++++ DATA LINES

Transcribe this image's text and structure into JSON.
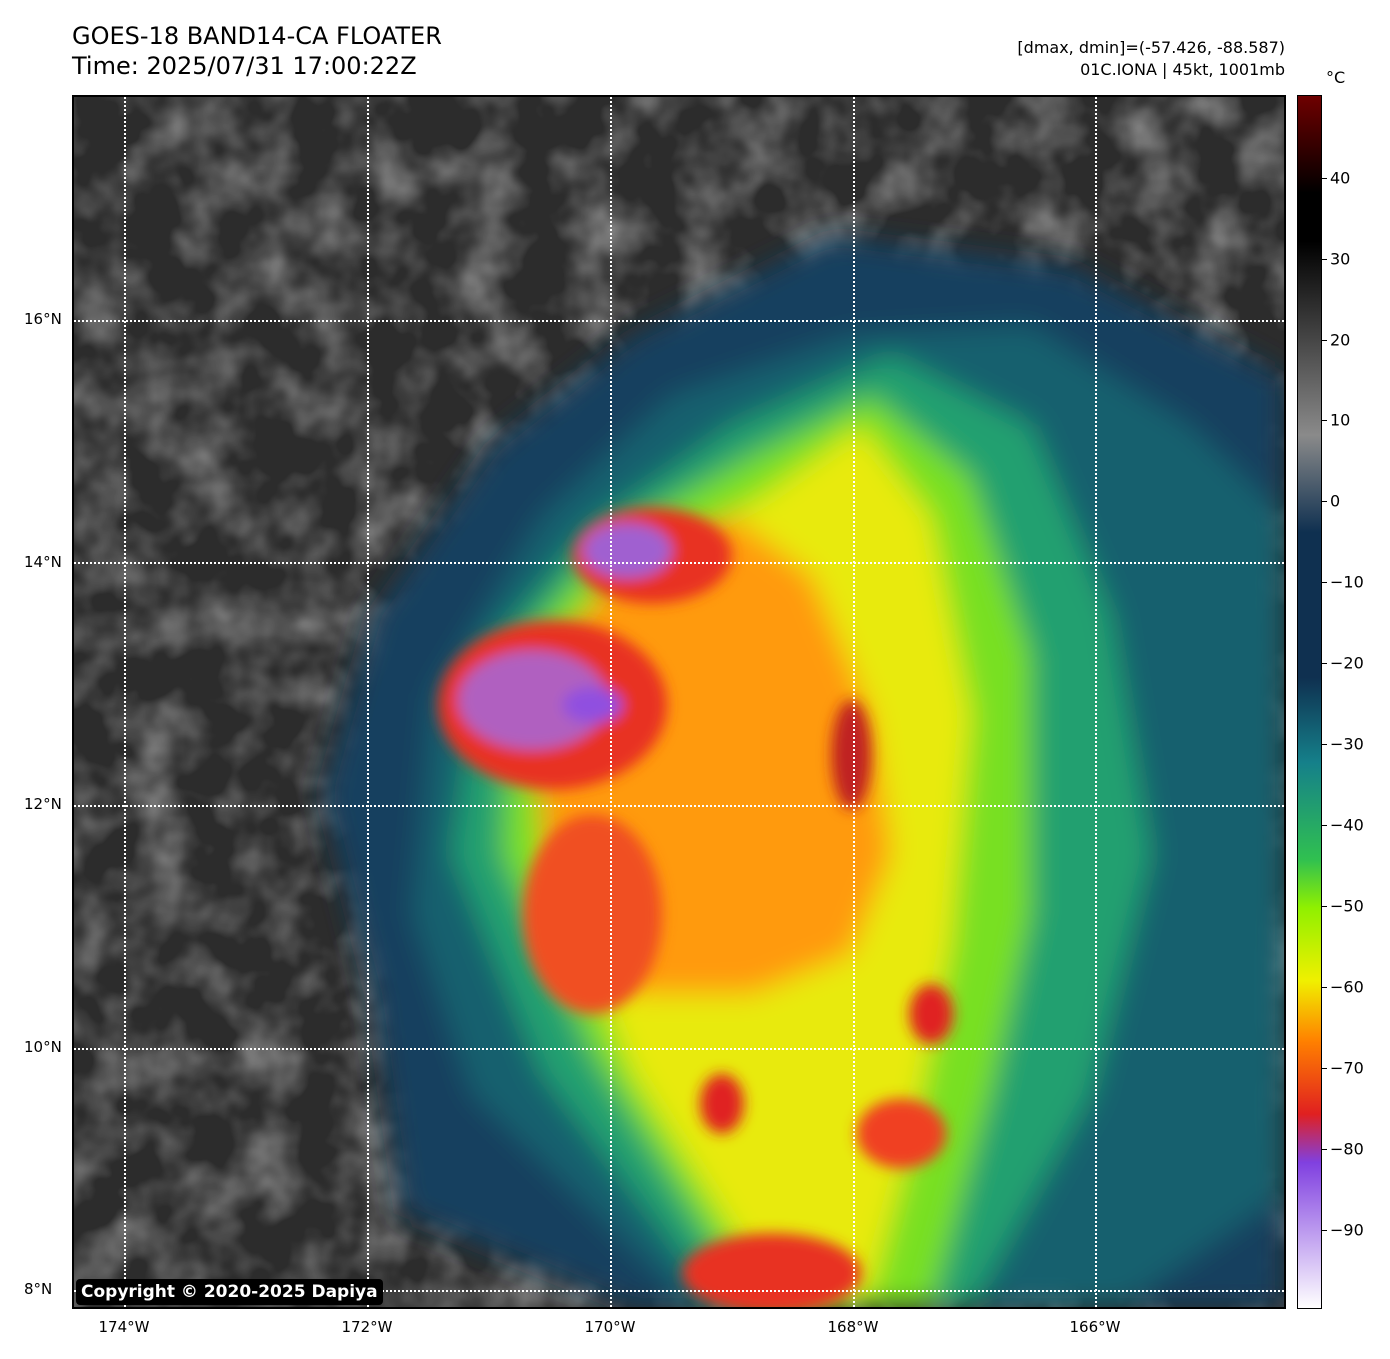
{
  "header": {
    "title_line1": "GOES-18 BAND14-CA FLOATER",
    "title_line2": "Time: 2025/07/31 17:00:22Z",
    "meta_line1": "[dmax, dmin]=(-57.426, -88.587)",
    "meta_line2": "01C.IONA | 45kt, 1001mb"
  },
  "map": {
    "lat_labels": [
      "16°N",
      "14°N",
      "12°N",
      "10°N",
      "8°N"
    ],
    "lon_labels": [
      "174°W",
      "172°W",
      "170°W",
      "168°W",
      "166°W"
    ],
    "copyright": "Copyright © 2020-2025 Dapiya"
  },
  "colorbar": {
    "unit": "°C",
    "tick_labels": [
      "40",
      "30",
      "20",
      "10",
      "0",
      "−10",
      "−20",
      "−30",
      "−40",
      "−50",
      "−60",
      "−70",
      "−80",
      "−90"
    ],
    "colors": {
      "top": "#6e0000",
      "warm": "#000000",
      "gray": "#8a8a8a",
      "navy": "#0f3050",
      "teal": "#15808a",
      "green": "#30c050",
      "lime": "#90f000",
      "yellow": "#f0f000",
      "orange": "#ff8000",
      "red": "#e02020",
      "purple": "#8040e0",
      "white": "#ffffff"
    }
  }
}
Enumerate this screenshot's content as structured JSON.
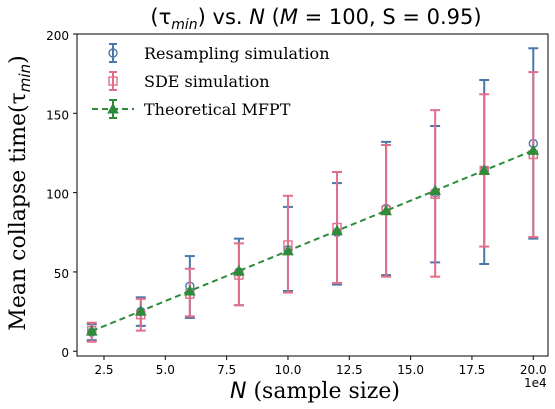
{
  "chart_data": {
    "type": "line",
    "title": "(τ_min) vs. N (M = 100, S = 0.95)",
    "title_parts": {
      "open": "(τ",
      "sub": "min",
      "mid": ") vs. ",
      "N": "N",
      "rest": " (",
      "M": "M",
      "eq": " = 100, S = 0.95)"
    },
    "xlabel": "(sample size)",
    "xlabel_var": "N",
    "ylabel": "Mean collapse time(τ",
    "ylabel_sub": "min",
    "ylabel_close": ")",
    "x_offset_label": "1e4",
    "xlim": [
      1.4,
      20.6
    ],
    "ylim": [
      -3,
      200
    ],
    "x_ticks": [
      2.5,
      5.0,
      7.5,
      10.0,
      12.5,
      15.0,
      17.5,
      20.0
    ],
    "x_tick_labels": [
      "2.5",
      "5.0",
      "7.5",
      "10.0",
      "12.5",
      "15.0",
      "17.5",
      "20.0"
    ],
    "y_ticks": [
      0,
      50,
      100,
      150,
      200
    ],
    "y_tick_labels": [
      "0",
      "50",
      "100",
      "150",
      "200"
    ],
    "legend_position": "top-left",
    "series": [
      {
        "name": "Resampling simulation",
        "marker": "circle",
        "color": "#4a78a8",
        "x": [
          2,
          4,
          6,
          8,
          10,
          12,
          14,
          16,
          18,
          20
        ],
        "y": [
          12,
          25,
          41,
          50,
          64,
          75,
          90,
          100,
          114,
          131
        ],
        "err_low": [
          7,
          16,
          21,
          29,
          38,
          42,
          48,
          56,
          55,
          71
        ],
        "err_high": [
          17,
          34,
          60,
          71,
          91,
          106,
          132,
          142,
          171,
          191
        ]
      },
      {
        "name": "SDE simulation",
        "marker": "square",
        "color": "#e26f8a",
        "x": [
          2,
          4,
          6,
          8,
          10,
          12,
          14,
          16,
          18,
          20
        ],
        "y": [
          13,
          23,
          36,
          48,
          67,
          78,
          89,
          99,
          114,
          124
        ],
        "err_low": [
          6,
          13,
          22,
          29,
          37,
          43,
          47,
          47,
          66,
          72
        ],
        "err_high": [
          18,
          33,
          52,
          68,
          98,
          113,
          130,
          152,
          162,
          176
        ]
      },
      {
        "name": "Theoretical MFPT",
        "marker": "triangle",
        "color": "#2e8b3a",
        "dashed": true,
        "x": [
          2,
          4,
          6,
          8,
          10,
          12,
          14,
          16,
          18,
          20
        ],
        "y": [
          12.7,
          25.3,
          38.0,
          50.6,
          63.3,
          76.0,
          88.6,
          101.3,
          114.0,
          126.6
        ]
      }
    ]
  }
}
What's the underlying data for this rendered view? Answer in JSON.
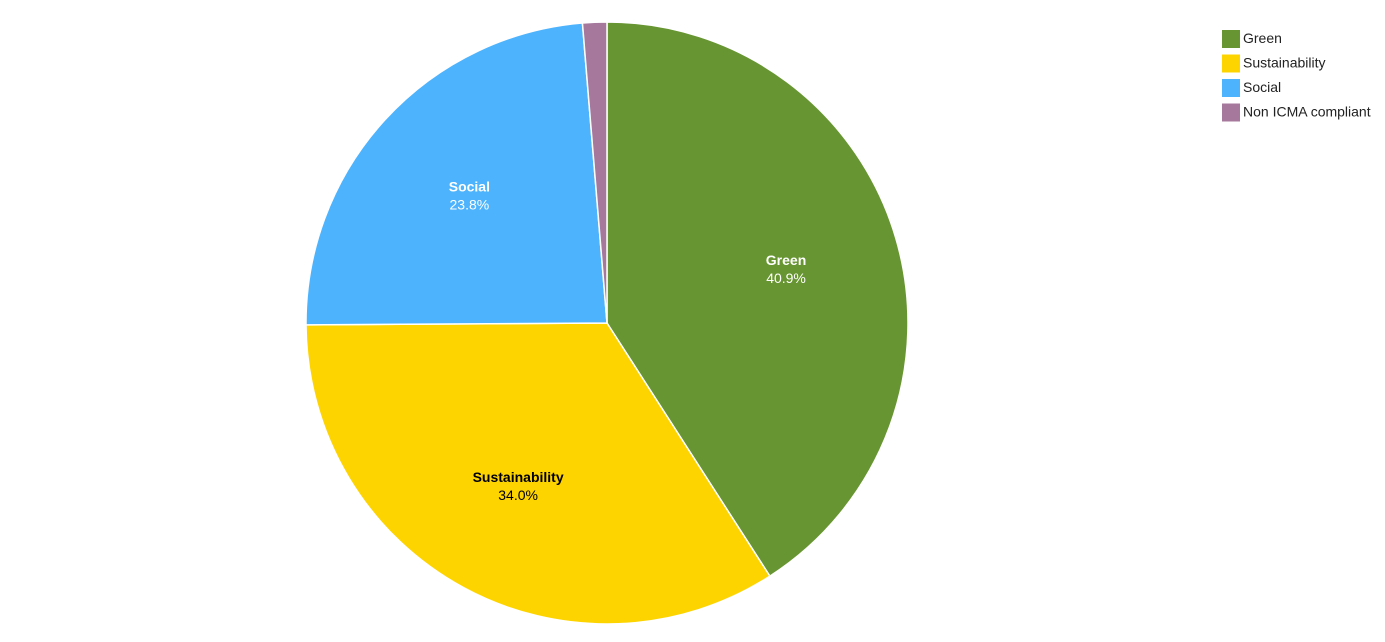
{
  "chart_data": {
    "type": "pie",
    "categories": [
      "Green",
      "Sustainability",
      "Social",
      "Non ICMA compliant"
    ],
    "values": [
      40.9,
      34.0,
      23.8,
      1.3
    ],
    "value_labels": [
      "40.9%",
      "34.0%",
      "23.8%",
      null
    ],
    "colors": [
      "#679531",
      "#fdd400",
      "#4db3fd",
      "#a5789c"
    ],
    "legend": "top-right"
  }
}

++++++++

> REQUIREMENT
Omit the pictures, then quote the rest of the material above exactly.

> RIGHT ANSWER
Transcribe this image's text and structure into JSON.
{
  "header": {
    "title_line1": "GOES-18 BAND14-CA FLOATER",
    "title_line2": "Time: 2025/07/31 17:00:22Z",
    "meta_line1": "[dmax, dmin]=(-57.426, -88.587)",
    "meta_line2": "01C.IONA | 45kt, 1001mb"
  },
  "map": {
    "lat_labels": [
      "16°N",
      "14°N",
      "12°N",
      "10°N",
      "8°N"
    ],
    "lon_labels": [
      "174°W",
      "172°W",
      "170°W",
      "168°W",
      "166°W"
    ],
    "copyright": "Copyright © 2020-2025 Dapiya"
  },
  "colorbar": {
    "unit": "°C",
    "tick_labels": [
      "40",
      "30",
      "20",
      "10",
      "0",
      "−10",
      "−20",
      "−30",
      "−40",
      "−50",
      "−60",
      "−70",
      "−80",
      "−90"
    ],
    "colors": {
      "top": "#6e0000",
      "warm": "#000000",
      "gray": "#8a8a8a",
      "navy": "#0f3050",
      "teal": "#15808a",
      "green": "#30c050",
      "lime": "#90f000",
      "yellow": "#f0f000",
      "orange": "#ff8000",
      "red": "#e02020",
      "purple": "#8040e0",
      "white": "#ffffff"
    }
  }
}
Enumerate this screenshot's content as structured JSON.
{
  "chart_data": {
    "type": "line",
    "title": "(τ_min) vs. N (M = 100, S = 0.95)",
    "title_parts": {
      "open": "(τ",
      "sub": "min",
      "mid": ") vs. ",
      "N": "N",
      "rest": " (",
      "M": "M",
      "eq": " = 100, S = 0.95)"
    },
    "xlabel": "(sample size)",
    "xlabel_var": "N",
    "ylabel": "Mean collapse time(τ",
    "ylabel_sub": "min",
    "ylabel_close": ")",
    "x_offset_label": "1e4",
    "xlim": [
      1.4,
      20.6
    ],
    "ylim": [
      -3,
      200
    ],
    "x_ticks": [
      2.5,
      5.0,
      7.5,
      10.0,
      12.5,
      15.0,
      17.5,
      20.0
    ],
    "x_tick_labels": [
      "2.5",
      "5.0",
      "7.5",
      "10.0",
      "12.5",
      "15.0",
      "17.5",
      "20.0"
    ],
    "y_ticks": [
      0,
      50,
      100,
      150,
      200
    ],
    "y_tick_labels": [
      "0",
      "50",
      "100",
      "150",
      "200"
    ],
    "legend_position": "top-left",
    "series": [
      {
        "name": "Resampling simulation",
        "marker": "circle",
        "color": "#4a78a8",
        "x": [
          2,
          4,
          6,
          8,
          10,
          12,
          14,
          16,
          18,
          20
        ],
        "y": [
          12,
          25,
          41,
          50,
          64,
          75,
          90,
          100,
          114,
          131
        ],
        "err_low": [
          7,
          16,
          21,
          29,
          38,
          42,
          48,
          56,
          55,
          71
        ],
        "err_high": [
          17,
          34,
          60,
          71,
          91,
          106,
          132,
          142,
          171,
          191
        ]
      },
      {
        "name": "SDE simulation",
        "marker": "square",
        "color": "#e26f8a",
        "x": [
          2,
          4,
          6,
          8,
          10,
          12,
          14,
          16,
          18,
          20
        ],
        "y": [
          13,
          23,
          36,
          48,
          67,
          78,
          89,
          99,
          114,
          124
        ],
        "err_low": [
          6,
          13,
          22,
          29,
          37,
          43,
          47,
          47,
          66,
          72
        ],
        "err_high": [
          18,
          33,
          52,
          68,
          98,
          113,
          130,
          152,
          162,
          176
        ]
      },
      {
        "name": "Theoretical MFPT",
        "marker": "triangle",
        "color": "#2e8b3a",
        "dashed": true,
        "x": [
          2,
          4,
          6,
          8,
          10,
          12,
          14,
          16,
          18,
          20
        ],
        "y": [
          12.7,
          25.3,
          38.0,
          50.6,
          63.3,
          76.0,
          88.6,
          101.3,
          114.0,
          126.6
        ]
      }
    ]
  }
}
What's the underlying data for this rendered view? Answer in JSON.
{
  "chart_data": {
    "type": "pie",
    "categories": [
      "Green",
      "Sustainability",
      "Social",
      "Non ICMA compliant"
    ],
    "values": [
      40.9,
      34.0,
      23.8,
      1.3
    ],
    "value_labels": [
      "40.9%",
      "34.0%",
      "23.8%",
      null
    ],
    "colors": [
      "#679531",
      "#fdd400",
      "#4db3fd",
      "#a5789c"
    ],
    "legend": "top-right"
  }
}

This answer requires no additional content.